* [Instructions to follow] Keep only the lines where "ہوگی" appears.

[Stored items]
○ ○ ○ ○ ○
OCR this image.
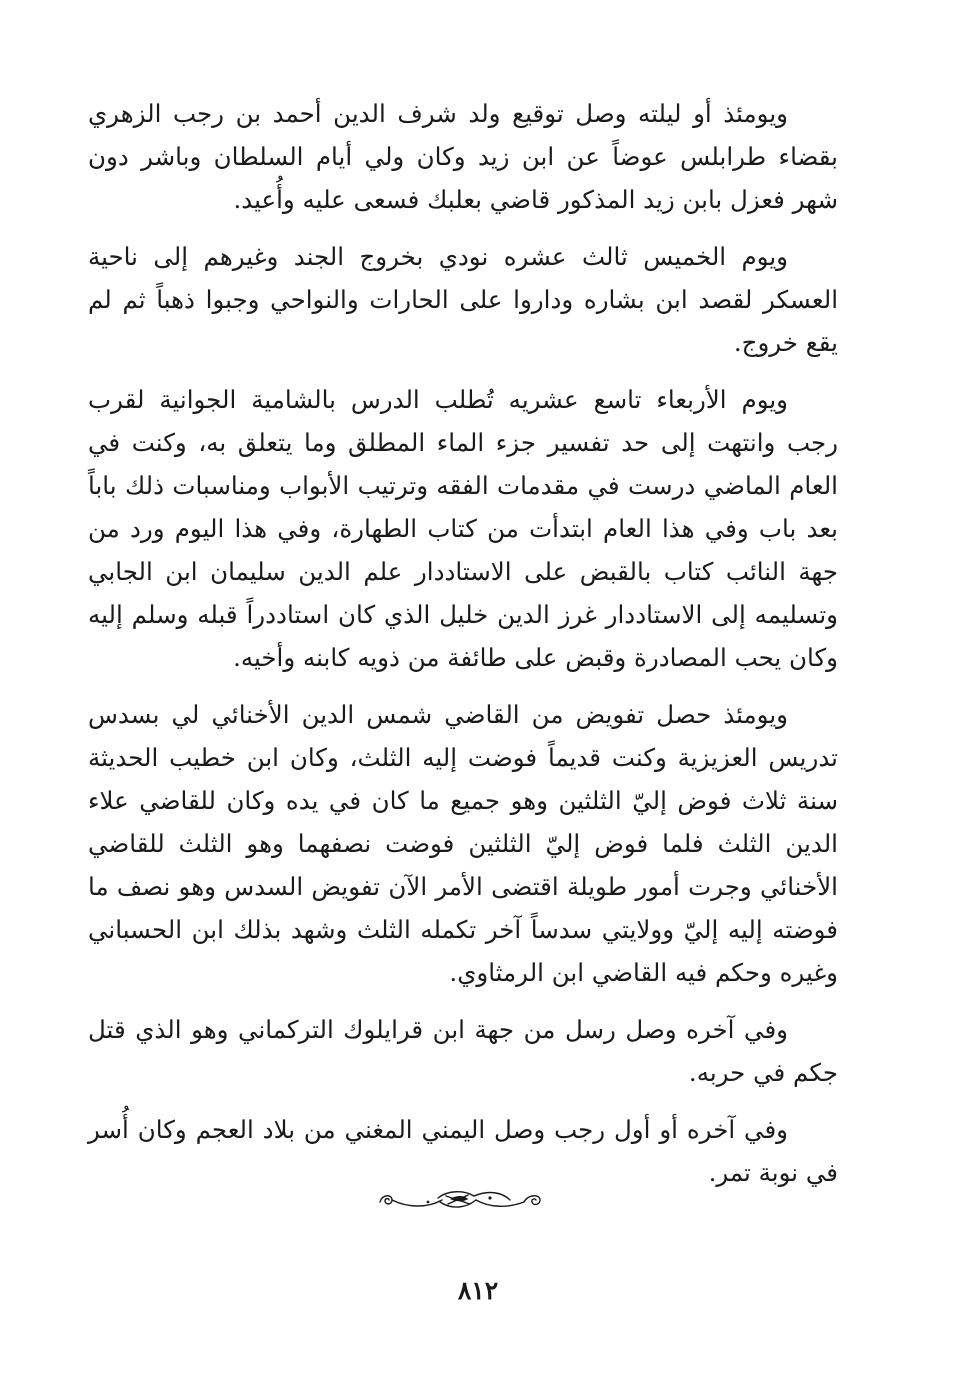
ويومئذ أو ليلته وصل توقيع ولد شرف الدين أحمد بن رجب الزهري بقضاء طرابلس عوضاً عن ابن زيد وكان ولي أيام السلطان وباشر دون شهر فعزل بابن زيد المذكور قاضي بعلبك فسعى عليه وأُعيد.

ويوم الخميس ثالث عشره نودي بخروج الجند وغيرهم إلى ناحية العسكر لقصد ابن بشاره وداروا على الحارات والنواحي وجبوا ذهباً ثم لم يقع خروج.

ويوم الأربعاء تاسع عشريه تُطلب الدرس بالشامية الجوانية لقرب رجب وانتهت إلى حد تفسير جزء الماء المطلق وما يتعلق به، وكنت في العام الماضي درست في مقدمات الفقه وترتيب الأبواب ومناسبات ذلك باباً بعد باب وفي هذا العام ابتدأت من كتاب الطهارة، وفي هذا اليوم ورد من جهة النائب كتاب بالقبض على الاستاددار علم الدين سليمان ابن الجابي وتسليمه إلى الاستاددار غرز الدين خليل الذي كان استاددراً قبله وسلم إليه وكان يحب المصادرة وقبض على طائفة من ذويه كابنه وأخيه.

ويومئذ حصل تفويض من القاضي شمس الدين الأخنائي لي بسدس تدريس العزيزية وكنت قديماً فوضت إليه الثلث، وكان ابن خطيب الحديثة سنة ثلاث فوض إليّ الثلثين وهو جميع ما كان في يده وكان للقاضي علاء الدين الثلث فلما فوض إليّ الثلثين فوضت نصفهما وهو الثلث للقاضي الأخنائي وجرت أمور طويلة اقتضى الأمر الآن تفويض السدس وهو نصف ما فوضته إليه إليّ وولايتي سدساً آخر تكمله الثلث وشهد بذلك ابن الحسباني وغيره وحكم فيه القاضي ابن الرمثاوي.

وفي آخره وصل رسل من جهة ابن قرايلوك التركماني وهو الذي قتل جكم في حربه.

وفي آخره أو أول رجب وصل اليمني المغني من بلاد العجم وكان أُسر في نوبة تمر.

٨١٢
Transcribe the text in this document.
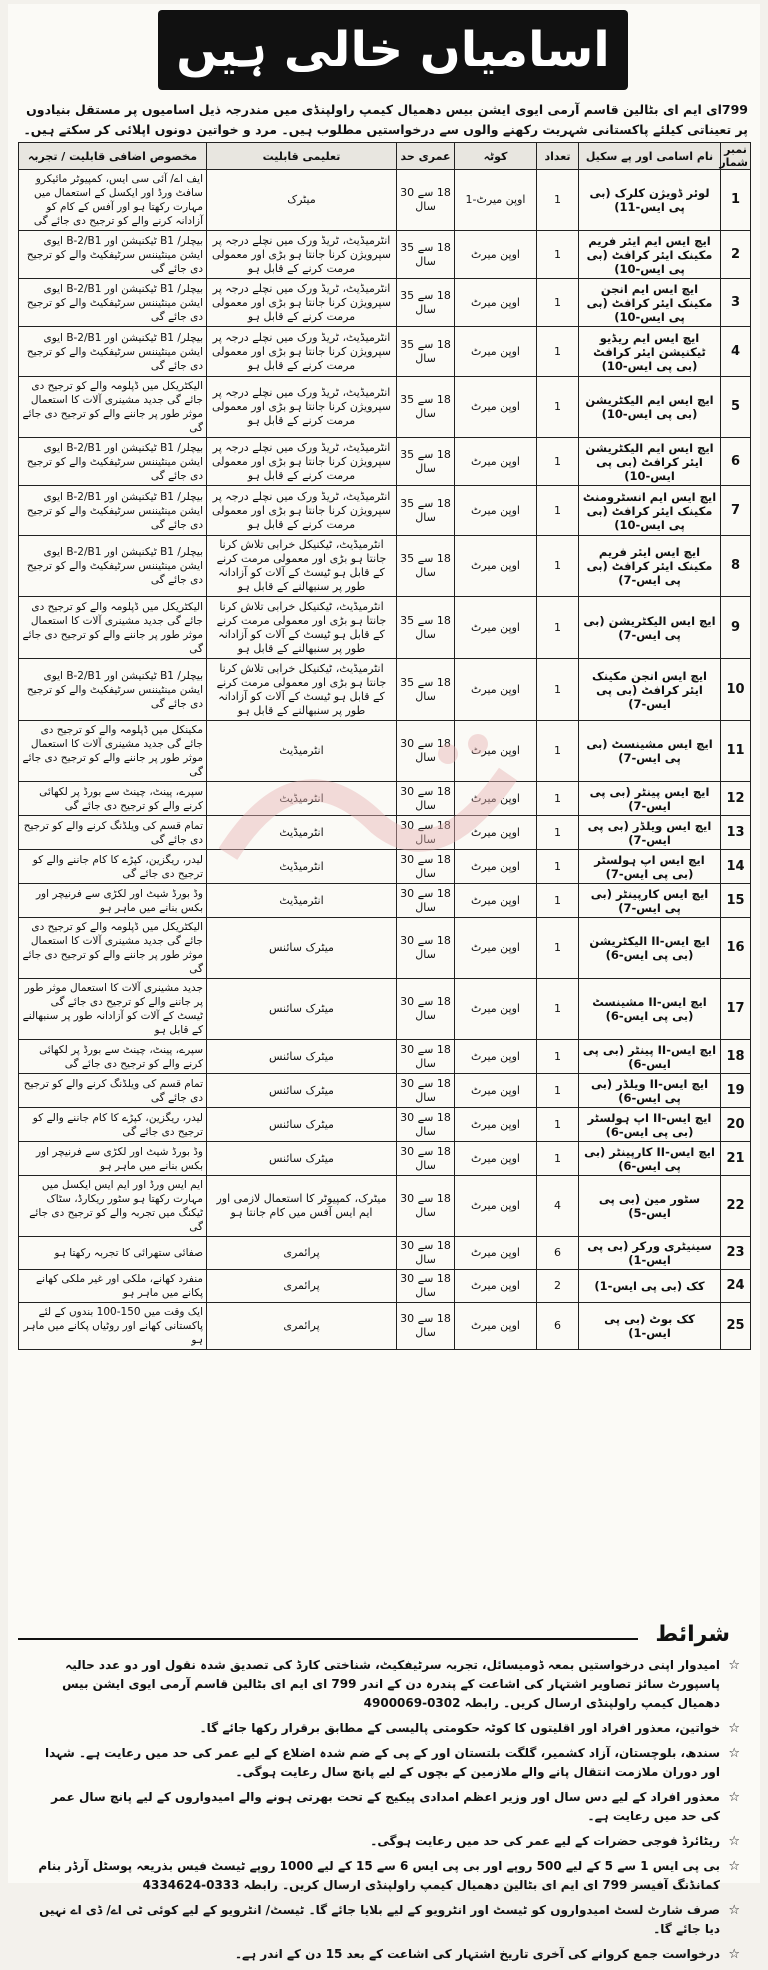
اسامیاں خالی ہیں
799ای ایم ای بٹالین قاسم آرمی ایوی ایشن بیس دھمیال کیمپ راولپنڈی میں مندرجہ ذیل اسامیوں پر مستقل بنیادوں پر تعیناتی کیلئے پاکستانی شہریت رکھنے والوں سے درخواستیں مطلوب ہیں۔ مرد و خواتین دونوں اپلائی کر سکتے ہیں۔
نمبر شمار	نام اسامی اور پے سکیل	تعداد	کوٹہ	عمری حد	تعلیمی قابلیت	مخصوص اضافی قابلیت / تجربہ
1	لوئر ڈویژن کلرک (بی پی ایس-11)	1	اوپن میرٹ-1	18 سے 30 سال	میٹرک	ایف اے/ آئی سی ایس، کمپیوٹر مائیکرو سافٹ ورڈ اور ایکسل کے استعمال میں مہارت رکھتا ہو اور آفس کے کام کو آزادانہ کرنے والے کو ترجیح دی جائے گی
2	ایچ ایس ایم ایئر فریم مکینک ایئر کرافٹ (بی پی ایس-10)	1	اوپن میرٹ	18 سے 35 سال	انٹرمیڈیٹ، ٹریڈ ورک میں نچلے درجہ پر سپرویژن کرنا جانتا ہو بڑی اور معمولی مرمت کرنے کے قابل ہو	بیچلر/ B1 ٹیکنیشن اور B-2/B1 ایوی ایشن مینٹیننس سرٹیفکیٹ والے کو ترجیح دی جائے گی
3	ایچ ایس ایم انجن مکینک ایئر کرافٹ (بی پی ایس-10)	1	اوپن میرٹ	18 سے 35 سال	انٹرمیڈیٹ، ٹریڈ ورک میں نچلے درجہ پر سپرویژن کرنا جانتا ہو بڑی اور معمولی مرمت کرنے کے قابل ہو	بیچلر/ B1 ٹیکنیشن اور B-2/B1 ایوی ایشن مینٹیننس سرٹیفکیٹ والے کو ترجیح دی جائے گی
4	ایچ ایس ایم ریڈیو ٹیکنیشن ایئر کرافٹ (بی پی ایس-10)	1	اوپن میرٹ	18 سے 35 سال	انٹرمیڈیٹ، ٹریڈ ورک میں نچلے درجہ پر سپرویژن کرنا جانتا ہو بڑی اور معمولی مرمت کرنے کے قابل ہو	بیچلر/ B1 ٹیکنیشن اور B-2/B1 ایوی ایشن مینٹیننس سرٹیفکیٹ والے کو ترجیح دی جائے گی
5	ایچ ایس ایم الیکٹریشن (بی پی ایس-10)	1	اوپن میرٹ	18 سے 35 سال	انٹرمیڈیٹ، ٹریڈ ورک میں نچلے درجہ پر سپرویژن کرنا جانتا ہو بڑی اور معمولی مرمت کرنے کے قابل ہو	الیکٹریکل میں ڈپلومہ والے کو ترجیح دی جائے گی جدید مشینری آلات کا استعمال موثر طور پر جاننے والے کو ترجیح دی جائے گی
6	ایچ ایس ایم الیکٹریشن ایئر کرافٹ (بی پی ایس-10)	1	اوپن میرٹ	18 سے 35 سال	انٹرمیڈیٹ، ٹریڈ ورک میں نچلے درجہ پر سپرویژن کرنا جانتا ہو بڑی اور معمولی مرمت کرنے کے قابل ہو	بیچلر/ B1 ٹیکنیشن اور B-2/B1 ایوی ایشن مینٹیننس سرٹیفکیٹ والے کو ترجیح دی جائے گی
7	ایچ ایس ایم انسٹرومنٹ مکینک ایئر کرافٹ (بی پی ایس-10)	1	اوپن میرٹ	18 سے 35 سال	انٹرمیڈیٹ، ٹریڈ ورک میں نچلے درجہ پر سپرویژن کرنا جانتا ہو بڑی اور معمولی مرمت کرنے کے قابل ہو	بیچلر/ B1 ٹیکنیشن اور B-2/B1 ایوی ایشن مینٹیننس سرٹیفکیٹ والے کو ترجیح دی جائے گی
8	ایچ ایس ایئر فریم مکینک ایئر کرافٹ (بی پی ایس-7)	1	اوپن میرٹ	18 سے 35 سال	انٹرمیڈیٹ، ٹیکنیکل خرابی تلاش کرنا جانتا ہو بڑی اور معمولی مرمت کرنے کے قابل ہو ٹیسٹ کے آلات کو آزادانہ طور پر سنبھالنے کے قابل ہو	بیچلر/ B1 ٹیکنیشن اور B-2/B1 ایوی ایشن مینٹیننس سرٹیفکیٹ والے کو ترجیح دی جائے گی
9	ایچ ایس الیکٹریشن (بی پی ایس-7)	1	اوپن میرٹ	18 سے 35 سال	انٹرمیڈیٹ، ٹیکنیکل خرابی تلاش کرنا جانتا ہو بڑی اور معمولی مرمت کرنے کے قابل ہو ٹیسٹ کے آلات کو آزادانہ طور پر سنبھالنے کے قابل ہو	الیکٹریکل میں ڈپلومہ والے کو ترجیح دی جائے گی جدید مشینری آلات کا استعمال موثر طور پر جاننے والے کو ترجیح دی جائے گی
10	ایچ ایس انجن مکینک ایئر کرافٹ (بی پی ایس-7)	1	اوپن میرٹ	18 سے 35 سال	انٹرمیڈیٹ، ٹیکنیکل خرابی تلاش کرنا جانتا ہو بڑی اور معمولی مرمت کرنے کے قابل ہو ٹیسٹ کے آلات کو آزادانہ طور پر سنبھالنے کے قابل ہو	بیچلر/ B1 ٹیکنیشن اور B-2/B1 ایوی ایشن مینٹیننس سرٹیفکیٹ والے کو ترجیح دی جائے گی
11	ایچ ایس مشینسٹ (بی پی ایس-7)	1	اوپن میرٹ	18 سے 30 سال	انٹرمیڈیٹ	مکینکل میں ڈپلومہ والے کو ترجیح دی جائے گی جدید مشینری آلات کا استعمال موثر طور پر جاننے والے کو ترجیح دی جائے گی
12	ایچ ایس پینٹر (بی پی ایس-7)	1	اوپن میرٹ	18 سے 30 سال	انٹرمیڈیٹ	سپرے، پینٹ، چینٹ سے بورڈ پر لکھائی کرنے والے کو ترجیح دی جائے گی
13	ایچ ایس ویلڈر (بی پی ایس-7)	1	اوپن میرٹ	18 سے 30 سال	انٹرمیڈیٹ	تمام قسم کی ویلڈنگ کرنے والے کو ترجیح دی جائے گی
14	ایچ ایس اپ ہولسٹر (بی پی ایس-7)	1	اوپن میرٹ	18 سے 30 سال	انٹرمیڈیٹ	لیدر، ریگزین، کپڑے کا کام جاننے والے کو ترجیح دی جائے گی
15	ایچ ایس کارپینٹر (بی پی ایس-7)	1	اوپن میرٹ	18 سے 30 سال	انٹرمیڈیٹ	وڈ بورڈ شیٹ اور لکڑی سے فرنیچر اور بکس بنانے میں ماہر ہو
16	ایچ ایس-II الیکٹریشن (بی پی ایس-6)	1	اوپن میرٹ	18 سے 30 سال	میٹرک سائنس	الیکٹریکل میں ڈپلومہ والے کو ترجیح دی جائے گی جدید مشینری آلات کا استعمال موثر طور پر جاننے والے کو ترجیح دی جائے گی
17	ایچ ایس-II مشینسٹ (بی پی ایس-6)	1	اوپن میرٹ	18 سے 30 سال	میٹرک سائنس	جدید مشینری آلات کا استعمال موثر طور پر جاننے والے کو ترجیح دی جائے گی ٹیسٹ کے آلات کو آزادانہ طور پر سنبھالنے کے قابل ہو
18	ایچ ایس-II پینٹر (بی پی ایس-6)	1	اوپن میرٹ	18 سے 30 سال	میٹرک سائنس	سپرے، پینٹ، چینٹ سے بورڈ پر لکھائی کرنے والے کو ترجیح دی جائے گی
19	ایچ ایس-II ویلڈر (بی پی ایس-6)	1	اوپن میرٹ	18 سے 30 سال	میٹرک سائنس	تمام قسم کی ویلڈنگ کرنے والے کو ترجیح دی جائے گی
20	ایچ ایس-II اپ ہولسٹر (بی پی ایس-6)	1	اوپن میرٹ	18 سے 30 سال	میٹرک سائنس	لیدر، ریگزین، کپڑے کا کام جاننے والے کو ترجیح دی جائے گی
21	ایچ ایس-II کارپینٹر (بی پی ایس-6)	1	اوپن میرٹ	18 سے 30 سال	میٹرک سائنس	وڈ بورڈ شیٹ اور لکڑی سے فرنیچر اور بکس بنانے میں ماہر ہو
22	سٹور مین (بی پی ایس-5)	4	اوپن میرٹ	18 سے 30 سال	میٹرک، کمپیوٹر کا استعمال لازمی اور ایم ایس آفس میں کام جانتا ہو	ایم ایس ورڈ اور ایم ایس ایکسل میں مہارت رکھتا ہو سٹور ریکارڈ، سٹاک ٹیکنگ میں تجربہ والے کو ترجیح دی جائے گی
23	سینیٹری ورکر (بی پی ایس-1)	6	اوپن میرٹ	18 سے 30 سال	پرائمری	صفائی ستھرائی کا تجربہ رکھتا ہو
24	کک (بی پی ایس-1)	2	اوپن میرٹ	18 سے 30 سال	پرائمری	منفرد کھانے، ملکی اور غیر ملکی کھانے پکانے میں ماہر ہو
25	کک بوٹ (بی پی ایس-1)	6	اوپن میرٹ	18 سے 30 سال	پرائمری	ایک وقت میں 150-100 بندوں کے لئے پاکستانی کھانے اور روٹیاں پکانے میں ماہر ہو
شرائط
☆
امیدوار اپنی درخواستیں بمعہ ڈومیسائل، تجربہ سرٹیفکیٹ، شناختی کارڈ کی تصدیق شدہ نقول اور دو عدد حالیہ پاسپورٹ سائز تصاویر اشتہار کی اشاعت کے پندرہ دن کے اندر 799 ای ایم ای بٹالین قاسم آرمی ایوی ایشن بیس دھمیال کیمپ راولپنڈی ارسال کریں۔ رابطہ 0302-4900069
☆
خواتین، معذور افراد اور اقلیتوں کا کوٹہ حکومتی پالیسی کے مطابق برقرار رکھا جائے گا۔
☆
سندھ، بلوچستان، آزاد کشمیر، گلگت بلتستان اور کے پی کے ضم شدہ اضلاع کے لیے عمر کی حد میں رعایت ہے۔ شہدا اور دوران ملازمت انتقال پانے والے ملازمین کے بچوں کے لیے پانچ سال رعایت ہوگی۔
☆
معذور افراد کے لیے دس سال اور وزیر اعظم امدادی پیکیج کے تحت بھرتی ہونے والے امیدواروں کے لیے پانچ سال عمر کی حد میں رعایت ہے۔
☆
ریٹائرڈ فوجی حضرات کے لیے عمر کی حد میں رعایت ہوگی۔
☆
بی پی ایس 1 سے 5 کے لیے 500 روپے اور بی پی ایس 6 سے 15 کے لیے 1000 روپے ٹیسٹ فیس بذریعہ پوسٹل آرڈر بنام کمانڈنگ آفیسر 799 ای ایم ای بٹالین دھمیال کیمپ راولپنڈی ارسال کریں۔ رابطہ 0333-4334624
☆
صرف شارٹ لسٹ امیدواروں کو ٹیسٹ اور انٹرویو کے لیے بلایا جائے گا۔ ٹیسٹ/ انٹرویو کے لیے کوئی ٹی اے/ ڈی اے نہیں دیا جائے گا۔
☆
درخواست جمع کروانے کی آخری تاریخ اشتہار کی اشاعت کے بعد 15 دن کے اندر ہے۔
○ ○ ○ ○ ○
* [Task solution]
سندھ، بلوچستان، آزاد کشمیر، گلگت بلتستان اور کے پی کے ضم شدہ اضلاع کے لیے عمر کی حد میں رعایت ہے۔ شہدا اور دوران ملازمت انتقال پانے والے ملازمین کے بچوں کے لیے پانچ سال رعایت ہوگی۔
ریٹائرڈ فوجی حضرات کے لیے عمر کی حد میں رعایت ہوگی۔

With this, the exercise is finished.